Take every line from the material that has the word "cùng" in it.

---*---

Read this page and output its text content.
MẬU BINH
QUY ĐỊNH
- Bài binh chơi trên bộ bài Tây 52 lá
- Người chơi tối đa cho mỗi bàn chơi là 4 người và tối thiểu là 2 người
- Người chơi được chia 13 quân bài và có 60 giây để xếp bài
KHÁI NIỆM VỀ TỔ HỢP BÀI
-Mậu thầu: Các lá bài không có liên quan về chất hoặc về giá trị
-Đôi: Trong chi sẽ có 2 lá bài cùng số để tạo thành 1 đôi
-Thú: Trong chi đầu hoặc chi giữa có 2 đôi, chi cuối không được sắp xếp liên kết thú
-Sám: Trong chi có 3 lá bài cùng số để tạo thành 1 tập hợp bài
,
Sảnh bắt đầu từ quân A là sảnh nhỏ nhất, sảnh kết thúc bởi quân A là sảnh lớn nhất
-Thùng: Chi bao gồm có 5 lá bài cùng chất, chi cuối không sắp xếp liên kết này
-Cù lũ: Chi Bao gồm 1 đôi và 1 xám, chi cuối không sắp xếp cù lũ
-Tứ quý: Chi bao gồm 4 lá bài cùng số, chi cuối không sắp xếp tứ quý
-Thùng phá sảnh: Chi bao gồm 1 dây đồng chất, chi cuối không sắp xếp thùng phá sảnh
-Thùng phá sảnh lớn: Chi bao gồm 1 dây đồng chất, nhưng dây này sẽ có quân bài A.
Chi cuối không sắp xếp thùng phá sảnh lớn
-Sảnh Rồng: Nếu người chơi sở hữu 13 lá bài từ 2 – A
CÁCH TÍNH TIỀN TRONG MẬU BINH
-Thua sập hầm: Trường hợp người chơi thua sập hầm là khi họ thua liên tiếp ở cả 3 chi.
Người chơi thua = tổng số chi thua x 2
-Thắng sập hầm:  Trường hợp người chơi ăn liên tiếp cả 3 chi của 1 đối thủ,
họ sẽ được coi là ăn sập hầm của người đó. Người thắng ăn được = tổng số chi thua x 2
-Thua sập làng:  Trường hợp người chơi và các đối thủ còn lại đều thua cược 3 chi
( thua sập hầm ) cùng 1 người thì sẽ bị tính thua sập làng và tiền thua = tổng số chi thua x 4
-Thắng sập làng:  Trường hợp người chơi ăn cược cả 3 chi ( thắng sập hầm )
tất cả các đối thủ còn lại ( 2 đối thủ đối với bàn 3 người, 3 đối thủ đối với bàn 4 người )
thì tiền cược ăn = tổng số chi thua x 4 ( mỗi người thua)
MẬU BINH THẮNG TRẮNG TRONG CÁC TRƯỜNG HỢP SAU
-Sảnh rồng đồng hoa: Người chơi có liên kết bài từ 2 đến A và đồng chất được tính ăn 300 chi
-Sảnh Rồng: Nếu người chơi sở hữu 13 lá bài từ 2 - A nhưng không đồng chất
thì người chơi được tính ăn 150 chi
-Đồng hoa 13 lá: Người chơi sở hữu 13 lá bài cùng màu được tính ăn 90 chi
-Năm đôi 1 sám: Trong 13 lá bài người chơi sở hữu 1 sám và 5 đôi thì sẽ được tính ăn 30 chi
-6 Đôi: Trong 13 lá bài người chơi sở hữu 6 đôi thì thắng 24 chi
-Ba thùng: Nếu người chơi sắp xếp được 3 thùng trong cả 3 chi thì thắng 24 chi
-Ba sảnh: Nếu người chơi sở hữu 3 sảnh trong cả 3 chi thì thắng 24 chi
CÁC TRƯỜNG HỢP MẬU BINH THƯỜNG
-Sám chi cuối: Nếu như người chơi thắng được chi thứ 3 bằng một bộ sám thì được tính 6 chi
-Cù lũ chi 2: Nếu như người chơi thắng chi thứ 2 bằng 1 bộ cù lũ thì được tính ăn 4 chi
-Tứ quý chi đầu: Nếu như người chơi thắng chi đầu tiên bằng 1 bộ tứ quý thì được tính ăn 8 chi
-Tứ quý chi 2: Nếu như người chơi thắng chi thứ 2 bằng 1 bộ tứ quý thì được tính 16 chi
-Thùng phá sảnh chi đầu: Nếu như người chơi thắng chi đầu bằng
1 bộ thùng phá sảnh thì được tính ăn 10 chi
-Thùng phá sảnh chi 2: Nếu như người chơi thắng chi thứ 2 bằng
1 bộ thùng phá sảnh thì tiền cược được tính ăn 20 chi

---*---

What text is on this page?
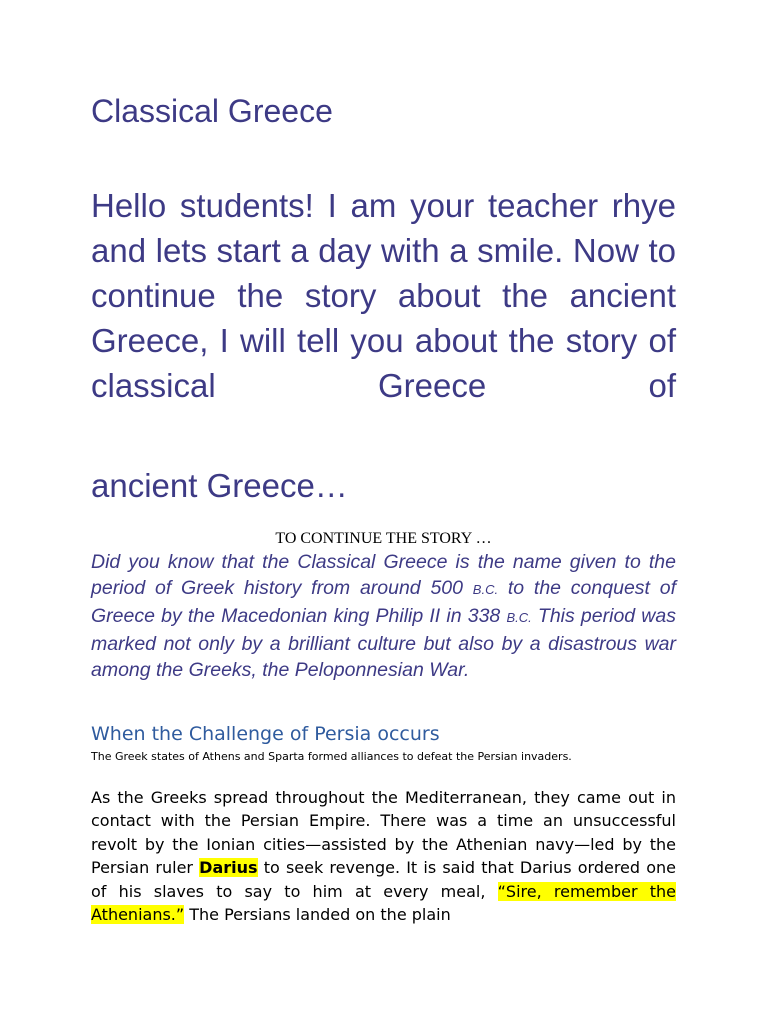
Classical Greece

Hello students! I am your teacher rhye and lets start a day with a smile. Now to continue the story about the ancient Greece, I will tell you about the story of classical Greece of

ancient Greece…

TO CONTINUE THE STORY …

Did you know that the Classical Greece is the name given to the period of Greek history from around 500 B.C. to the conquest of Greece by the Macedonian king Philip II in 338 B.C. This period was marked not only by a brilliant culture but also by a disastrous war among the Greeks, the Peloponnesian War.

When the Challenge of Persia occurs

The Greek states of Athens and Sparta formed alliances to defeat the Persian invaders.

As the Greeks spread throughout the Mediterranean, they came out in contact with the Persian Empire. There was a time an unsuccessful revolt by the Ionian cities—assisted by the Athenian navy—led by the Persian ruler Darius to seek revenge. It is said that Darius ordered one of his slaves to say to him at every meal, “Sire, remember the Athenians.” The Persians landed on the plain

---*---

# OUTPUT OF THE EXERCISE
-Đôi: Trong chi sẽ có 2 lá bài cùng số để tạo thành 1 đôi
-Sám: Trong chi có 3 lá bài cùng số để tạo thành 1 tập hợp bài
-Thùng: Chi bao gồm có 5 lá bài cùng chất, chi cuối không sắp xếp liên kết này
-Tứ quý: Chi bao gồm 4 lá bài cùng số, chi cuối không sắp xếp tứ quý
( thua sập hầm ) cùng 1 người thì sẽ bị tính thua sập làng và tiền thua = tổng số chi thua x 4
-Đồng hoa 13 lá: Người chơi sở hữu 13 lá bài cùng màu được tính ăn 90 chi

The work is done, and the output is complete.